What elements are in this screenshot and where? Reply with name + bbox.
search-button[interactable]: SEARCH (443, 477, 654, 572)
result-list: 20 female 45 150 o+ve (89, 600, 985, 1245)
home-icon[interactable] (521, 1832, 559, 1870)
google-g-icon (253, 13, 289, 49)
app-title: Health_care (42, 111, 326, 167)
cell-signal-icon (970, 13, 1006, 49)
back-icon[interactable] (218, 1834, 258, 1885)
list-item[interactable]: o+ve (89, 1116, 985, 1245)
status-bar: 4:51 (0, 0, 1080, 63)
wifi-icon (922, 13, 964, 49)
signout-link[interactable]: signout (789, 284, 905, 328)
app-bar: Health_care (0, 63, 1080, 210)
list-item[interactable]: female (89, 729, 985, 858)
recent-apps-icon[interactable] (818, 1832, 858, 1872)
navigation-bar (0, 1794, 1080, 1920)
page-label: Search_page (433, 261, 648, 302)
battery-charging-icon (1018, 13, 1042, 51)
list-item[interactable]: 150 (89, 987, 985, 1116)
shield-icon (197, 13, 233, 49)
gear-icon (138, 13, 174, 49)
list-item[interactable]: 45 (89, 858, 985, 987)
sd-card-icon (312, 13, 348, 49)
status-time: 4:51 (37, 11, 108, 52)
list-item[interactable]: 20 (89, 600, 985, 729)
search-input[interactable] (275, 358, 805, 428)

****************************************

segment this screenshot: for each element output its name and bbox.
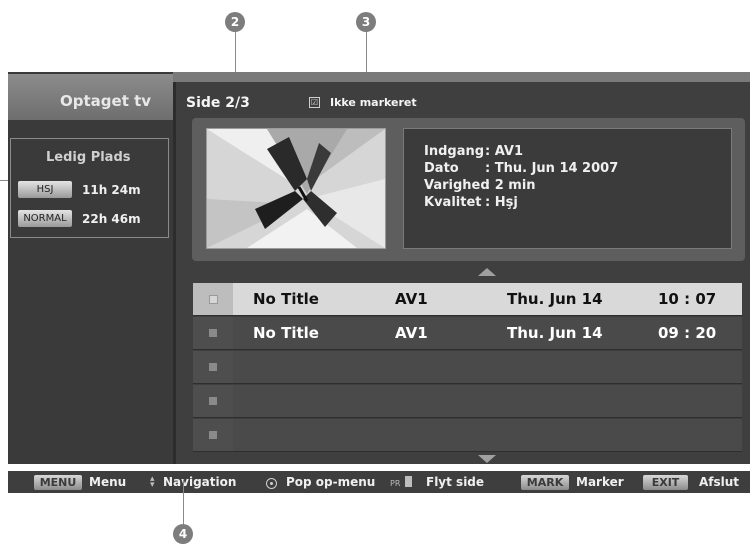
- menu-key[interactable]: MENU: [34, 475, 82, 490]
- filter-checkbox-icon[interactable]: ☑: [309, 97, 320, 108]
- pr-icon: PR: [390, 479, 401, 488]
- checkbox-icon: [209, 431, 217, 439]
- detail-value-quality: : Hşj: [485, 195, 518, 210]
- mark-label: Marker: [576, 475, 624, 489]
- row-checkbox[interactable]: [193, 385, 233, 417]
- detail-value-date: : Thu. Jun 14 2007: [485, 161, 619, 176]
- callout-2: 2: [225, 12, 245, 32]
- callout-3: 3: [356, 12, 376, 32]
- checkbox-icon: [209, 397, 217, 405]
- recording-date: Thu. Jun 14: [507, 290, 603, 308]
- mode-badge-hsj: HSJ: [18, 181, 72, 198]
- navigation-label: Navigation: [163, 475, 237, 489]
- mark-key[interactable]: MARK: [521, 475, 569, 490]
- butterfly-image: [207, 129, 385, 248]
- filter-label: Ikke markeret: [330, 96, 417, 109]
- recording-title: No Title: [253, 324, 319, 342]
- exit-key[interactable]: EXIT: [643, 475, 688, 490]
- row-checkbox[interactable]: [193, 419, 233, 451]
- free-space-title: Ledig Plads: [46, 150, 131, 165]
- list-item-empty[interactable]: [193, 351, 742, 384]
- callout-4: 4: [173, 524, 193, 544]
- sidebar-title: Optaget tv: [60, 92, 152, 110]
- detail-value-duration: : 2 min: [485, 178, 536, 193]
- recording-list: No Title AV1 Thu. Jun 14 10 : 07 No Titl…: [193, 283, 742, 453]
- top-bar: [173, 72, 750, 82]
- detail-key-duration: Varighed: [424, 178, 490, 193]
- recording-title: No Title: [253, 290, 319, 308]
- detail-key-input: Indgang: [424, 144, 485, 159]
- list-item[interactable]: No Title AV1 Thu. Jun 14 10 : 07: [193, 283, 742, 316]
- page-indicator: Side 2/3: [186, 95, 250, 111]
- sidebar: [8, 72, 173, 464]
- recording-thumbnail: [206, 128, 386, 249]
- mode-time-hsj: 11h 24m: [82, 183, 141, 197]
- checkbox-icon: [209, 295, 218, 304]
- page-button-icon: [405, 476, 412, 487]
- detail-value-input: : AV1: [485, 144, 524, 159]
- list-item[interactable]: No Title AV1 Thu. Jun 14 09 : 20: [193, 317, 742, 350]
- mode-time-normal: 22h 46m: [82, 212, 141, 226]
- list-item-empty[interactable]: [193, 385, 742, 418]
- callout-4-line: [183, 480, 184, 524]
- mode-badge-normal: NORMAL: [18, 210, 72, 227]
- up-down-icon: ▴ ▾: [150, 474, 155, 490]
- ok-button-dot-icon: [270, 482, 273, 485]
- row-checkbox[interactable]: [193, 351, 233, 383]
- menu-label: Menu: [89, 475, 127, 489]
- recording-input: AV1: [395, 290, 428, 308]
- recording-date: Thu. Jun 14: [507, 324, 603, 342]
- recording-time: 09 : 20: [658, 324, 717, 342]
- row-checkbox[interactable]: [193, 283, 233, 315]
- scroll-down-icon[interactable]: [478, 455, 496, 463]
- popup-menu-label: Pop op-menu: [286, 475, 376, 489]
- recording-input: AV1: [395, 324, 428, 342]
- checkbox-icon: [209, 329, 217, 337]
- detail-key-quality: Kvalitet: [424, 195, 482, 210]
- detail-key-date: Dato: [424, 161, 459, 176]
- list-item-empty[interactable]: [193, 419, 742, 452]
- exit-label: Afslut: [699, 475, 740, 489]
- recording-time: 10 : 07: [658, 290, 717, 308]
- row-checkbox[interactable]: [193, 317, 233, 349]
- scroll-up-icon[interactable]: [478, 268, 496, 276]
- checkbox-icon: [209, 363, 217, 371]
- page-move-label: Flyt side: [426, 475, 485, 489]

****************************************

◆ TASK INSTRUCTIONS
Render the lines starting at the one containing "What elements are" and ending at the one containing "search-input[interactable] (275, 358, 805, 428)" as a JSON list of strings, one string per line, with blank lines left out.

◆ FULL OUTPUT
[
  "What elements are in this screenshot and where? Reply with name + bbox.",
  "search-button[interactable]: SEARCH (443, 477, 654, 572)",
  "result-list: 20 female 45 150 o+ve (89, 600, 985, 1245)",
  "home-icon[interactable] (521, 1832, 559, 1870)",
  "google-g-icon (253, 13, 289, 49)",
  "app-title: Health_care (42, 111, 326, 167)",
  "cell-signal-icon (970, 13, 1006, 49)",
  "back-icon[interactable] (218, 1834, 258, 1885)",
  "list-item[interactable]: o+ve (89, 1116, 985, 1245)",
  "status-bar: 4:51 (0, 0, 1080, 63)",
  "wifi-icon (922, 13, 964, 49)",
  "signout-link[interactable]: signout (789, 284, 905, 328)",
  "app-bar: Health_care (0, 63, 1080, 210)",
  "list-item[interactable]: female (89, 729, 985, 858)",
  "recent-apps-icon[interactable] (818, 1832, 858, 1872)",
  "navigation-bar (0, 1794, 1080, 1920)",
  "page-label: Search_page (433, 261, 648, 302)",
  "battery-charging-icon (1018, 13, 1042, 51)",
  "list-item[interactable]: 150 (89, 987, 985, 1116)",
  "shield-icon (197, 13, 233, 49)",
  "gear-icon (138, 13, 174, 49)",
  "list-item[interactable]: 45 (89, 858, 985, 987)",
  "sd-card-icon (312, 13, 348, 49)",
  "status-time: 4:51 (37, 11, 108, 52)",
  "list-item[interactable]: 20 (89, 600, 985, 729)",
  "search-input[interactable] (275, 358, 805, 428)"
]